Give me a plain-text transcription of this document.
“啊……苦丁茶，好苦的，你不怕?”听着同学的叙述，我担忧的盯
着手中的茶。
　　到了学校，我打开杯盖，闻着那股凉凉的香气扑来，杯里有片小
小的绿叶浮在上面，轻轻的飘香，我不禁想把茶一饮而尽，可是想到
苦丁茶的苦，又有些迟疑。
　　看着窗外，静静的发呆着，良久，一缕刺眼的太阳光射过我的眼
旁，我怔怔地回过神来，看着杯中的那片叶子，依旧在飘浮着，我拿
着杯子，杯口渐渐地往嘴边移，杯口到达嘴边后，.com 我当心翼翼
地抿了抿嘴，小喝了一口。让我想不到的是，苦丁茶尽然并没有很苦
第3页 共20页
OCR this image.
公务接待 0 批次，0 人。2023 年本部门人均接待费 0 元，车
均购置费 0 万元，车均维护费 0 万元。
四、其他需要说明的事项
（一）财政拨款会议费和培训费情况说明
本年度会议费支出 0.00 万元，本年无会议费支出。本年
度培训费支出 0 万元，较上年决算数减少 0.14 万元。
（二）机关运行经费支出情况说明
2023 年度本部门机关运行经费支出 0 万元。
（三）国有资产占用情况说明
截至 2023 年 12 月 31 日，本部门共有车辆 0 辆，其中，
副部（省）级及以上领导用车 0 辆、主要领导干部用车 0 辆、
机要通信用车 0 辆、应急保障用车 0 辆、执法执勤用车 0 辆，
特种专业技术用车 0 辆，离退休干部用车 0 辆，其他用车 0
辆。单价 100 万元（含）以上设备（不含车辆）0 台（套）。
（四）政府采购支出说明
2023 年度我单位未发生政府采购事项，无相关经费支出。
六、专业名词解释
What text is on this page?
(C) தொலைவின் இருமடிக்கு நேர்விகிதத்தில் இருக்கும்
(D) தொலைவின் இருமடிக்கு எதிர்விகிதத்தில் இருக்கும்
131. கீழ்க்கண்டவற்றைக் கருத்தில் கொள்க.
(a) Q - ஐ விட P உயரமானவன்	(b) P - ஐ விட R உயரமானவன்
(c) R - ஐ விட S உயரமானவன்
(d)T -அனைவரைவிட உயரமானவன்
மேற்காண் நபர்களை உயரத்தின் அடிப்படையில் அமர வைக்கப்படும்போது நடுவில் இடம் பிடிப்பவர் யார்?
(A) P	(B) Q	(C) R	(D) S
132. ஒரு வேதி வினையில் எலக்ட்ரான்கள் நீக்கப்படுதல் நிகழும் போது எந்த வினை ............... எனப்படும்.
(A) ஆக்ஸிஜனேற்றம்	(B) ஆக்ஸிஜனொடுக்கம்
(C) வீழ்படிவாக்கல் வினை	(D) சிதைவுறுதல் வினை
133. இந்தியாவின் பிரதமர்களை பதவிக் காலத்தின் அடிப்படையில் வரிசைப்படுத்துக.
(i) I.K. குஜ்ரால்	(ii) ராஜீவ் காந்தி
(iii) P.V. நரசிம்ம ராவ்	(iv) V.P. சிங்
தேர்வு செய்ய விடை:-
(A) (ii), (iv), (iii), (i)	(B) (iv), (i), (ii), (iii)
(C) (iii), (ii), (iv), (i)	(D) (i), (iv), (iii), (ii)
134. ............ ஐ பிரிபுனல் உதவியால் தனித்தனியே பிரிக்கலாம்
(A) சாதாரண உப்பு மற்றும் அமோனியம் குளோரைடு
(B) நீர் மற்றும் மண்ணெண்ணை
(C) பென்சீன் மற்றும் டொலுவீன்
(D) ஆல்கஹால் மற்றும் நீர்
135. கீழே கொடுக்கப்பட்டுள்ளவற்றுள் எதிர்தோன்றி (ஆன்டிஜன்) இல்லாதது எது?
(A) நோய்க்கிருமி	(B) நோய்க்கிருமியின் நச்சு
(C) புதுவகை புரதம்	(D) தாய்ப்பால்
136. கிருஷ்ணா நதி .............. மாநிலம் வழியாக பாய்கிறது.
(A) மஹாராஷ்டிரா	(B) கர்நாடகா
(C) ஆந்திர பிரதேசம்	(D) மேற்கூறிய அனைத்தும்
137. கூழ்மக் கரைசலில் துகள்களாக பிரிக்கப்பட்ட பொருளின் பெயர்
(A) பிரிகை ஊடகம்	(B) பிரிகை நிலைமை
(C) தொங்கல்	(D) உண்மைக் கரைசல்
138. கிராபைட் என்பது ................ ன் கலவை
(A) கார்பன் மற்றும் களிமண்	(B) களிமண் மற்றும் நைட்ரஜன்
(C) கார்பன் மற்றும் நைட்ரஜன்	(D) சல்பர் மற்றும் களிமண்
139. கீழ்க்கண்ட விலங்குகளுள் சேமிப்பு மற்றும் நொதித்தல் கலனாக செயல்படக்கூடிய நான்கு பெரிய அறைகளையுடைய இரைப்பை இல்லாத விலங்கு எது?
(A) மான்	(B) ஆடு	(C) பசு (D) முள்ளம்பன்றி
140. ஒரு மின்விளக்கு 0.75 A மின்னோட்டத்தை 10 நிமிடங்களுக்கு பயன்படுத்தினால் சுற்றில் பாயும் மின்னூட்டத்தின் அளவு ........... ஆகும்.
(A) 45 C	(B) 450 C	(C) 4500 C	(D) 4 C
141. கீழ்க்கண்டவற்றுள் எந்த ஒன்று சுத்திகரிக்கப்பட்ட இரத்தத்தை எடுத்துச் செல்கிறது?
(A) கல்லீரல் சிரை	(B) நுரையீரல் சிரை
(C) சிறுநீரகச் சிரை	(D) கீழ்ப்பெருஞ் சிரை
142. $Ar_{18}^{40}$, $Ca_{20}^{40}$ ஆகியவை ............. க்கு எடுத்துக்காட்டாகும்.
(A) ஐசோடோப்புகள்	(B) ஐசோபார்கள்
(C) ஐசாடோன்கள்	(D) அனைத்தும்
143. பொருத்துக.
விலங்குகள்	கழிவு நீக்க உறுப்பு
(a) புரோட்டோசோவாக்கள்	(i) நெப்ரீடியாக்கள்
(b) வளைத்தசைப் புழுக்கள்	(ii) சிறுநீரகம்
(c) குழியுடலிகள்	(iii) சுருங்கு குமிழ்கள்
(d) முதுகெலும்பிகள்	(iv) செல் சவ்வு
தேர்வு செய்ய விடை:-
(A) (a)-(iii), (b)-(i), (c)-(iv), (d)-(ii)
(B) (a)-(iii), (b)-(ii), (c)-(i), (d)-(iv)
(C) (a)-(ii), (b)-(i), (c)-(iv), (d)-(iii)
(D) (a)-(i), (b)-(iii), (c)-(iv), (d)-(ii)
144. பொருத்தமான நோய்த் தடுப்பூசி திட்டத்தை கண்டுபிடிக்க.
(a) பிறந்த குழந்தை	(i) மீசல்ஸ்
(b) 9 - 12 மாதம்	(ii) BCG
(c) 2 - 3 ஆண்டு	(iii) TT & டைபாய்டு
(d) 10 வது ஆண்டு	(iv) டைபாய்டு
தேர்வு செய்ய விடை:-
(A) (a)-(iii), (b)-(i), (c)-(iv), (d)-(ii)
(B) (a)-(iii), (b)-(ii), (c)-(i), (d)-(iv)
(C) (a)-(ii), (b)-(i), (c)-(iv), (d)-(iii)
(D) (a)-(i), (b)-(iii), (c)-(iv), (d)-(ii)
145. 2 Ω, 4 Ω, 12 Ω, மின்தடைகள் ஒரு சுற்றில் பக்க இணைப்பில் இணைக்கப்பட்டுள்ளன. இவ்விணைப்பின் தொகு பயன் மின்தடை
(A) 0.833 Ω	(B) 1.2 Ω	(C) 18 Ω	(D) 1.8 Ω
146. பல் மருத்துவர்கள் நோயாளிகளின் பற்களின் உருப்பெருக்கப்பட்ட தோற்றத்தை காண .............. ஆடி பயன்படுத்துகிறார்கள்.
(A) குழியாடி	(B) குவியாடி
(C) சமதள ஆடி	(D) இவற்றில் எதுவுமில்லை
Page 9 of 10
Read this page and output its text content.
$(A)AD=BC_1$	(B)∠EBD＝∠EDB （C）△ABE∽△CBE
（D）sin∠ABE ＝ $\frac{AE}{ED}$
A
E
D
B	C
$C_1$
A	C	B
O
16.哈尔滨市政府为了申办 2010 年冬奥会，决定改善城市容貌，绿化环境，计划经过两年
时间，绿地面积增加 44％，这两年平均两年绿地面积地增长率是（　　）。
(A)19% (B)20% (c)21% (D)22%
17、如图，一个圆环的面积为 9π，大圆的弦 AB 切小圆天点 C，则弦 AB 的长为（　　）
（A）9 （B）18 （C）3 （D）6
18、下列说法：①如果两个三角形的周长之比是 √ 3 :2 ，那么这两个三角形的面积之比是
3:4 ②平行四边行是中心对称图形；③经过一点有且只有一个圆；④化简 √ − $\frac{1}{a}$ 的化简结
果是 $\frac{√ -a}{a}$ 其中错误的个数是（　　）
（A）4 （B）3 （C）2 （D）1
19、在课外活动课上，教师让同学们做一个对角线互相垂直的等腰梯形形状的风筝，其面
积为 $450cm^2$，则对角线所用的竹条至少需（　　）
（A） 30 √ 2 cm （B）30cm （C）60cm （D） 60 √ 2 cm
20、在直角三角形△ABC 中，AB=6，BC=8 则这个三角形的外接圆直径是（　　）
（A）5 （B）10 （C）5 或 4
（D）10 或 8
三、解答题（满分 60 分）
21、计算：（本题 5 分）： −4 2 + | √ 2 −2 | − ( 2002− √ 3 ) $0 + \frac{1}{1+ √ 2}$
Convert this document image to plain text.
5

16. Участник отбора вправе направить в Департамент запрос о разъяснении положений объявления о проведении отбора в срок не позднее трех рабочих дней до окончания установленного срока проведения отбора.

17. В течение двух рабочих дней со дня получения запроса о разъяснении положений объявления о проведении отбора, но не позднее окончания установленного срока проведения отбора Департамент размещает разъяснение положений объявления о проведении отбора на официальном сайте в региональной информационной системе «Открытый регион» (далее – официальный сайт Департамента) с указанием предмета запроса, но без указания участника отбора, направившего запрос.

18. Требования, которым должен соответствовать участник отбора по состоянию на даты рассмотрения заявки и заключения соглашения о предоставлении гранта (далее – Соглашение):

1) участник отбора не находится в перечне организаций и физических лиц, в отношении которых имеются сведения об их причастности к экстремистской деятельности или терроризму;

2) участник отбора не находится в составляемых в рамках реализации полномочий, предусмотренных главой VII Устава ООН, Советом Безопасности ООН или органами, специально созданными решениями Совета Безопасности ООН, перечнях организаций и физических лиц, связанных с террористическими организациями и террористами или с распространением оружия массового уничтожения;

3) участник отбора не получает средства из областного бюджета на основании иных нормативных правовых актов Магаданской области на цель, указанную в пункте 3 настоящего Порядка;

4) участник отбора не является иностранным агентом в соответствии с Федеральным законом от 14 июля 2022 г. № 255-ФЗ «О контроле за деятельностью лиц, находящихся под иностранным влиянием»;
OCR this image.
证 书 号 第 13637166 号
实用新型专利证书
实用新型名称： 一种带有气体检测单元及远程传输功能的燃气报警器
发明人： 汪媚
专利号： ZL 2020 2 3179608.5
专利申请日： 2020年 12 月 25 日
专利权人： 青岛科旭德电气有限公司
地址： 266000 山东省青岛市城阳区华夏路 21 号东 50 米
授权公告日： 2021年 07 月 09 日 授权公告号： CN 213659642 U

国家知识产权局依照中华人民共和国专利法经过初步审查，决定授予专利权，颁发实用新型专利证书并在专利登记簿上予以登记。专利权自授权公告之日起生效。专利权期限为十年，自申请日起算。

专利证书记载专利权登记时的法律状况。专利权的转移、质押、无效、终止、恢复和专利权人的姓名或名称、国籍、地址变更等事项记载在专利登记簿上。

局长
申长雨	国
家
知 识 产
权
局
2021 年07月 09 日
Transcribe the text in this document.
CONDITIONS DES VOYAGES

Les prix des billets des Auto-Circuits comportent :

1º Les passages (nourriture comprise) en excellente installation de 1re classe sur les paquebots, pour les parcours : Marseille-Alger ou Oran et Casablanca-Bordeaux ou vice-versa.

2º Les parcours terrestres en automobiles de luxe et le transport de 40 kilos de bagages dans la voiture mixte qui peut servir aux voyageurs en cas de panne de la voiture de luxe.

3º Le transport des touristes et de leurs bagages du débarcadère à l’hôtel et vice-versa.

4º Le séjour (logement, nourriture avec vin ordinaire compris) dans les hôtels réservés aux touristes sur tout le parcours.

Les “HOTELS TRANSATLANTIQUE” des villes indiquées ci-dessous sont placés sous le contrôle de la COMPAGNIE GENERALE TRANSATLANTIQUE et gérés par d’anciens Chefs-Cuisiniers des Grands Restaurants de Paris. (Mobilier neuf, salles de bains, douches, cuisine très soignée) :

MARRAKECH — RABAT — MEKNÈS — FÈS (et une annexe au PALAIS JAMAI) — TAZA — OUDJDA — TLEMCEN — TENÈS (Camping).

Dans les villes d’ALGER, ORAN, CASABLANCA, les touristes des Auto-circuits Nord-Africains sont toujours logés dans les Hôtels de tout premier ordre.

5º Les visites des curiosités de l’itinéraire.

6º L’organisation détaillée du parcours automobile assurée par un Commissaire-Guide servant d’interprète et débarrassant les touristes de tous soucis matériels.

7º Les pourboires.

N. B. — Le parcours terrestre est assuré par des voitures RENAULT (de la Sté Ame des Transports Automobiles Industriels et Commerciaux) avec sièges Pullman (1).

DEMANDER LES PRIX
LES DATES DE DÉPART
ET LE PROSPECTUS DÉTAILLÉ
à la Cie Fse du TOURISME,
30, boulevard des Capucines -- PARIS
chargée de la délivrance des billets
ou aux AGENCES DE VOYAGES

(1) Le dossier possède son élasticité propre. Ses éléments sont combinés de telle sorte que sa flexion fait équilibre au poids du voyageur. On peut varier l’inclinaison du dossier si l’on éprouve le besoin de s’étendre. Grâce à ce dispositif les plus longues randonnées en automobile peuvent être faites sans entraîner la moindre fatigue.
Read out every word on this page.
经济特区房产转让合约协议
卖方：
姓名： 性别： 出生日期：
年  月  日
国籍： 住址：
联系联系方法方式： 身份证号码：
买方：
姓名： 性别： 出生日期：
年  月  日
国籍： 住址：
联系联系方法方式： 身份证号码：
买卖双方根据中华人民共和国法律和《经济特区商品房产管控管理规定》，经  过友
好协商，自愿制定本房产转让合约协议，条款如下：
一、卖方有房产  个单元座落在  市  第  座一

STATED PROBLEM ::
Report all lines of the data above that include the string "tout".

OUTPUT BELOW ::
4º Le séjour (logement, nourriture avec vin ordinaire compris) dans les hôtels réservés aux touristes sur tout le parcours.
Dans les villes d’ALGER, ORAN, CASABLANCA, les touristes des Auto-circuits Nord-Africains sont toujours logés dans les Hôtels de tout premier ordre.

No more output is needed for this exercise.